**Records supplied**
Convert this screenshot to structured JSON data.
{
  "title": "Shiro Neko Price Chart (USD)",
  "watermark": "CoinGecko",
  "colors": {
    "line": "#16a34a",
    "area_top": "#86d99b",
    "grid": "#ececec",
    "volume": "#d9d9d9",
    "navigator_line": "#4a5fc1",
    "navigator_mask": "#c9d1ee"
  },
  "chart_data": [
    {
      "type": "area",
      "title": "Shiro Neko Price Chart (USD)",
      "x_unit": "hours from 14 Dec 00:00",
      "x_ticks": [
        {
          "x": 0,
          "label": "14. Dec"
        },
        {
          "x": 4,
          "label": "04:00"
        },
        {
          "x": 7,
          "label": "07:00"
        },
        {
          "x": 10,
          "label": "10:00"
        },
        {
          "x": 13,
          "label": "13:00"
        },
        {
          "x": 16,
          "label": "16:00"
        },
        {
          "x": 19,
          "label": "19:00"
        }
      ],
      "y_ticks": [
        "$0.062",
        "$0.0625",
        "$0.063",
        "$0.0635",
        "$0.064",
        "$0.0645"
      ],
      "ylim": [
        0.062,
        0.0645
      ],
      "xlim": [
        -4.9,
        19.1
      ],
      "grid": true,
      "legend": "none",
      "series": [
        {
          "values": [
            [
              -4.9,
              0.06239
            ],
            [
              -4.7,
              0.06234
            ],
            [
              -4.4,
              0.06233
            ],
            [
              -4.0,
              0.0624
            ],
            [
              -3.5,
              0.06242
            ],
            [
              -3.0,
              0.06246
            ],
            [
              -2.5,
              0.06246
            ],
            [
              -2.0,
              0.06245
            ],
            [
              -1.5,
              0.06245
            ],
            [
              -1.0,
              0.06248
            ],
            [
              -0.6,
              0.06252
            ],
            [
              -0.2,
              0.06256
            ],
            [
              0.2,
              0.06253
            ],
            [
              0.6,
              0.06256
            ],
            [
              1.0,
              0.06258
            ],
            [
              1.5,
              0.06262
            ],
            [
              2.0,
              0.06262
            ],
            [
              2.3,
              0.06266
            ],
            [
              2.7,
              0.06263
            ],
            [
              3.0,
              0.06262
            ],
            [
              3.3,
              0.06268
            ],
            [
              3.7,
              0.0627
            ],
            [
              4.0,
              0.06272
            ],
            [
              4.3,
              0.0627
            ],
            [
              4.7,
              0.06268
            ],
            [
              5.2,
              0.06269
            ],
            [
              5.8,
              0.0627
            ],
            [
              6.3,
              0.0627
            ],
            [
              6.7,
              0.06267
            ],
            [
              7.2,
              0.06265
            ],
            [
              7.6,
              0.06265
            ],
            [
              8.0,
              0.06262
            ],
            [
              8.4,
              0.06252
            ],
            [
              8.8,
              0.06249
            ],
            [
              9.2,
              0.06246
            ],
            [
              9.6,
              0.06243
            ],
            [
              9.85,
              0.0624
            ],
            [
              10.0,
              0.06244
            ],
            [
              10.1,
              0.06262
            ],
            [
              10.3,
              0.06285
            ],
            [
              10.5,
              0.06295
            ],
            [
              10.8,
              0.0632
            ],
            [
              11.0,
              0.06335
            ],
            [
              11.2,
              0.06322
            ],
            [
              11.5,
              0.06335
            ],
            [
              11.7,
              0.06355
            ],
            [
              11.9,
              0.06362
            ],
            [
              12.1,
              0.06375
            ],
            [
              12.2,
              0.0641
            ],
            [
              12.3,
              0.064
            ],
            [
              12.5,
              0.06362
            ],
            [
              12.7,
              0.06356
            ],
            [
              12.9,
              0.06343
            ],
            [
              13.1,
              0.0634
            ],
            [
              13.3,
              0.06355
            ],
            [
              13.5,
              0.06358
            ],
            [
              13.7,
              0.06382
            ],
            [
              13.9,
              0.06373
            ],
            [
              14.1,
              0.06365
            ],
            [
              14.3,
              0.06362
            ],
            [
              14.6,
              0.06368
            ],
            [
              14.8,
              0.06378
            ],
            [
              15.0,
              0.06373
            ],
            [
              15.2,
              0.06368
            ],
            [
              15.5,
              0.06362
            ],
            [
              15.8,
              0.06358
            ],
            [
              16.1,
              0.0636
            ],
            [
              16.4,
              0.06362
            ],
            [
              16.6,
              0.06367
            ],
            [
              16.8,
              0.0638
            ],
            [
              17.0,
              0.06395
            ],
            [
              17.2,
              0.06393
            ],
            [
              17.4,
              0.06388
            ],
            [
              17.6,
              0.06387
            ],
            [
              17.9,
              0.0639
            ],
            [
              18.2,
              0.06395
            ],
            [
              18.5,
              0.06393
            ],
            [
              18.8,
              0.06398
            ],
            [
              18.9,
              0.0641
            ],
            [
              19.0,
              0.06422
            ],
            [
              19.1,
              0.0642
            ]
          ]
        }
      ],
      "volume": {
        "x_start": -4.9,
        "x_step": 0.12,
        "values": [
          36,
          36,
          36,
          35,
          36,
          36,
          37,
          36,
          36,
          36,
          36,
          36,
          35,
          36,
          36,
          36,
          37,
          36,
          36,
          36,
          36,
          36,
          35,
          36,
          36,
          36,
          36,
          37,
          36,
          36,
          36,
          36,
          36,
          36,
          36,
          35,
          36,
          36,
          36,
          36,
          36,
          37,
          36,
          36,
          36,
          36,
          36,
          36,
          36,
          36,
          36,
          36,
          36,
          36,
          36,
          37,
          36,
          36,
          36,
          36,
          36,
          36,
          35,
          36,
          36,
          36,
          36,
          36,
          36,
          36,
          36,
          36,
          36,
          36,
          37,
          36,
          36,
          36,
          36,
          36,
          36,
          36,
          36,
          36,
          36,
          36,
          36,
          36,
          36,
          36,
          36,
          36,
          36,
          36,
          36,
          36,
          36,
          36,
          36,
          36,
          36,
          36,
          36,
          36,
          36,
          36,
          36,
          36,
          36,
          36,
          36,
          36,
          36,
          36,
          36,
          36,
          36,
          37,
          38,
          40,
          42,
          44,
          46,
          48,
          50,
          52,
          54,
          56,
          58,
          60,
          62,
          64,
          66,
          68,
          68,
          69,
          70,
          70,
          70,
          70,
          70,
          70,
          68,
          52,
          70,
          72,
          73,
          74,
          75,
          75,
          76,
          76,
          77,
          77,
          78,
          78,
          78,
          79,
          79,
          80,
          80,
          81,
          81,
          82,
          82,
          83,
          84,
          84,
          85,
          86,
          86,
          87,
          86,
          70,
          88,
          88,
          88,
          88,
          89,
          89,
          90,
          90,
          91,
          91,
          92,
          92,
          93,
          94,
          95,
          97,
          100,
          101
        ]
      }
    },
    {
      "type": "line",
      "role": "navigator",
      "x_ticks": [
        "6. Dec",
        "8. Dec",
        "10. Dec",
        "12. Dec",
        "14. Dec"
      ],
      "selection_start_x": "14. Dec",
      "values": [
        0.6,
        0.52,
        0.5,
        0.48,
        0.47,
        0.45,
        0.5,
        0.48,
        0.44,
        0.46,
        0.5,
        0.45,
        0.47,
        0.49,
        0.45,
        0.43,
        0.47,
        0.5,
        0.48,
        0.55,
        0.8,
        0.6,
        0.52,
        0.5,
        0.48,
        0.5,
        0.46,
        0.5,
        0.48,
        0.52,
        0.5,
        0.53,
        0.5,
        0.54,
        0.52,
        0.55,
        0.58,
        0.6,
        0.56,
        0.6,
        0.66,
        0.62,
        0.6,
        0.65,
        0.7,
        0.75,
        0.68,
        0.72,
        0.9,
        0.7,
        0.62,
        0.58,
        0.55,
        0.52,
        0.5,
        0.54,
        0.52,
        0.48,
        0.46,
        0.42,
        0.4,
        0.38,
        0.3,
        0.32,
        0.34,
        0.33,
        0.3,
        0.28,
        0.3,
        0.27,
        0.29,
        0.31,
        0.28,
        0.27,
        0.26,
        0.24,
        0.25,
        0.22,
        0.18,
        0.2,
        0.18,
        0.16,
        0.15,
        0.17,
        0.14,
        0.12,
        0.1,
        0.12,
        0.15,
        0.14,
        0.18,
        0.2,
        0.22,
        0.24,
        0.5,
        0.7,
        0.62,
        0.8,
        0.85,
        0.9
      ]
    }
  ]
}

**Problem to work on**
Copy each line above where the string "Shiro" occurs.

**Response to this task**
  "title": "Shiro Neko Price Chart (USD)",
      "title": "Shiro Neko Price Chart (USD)",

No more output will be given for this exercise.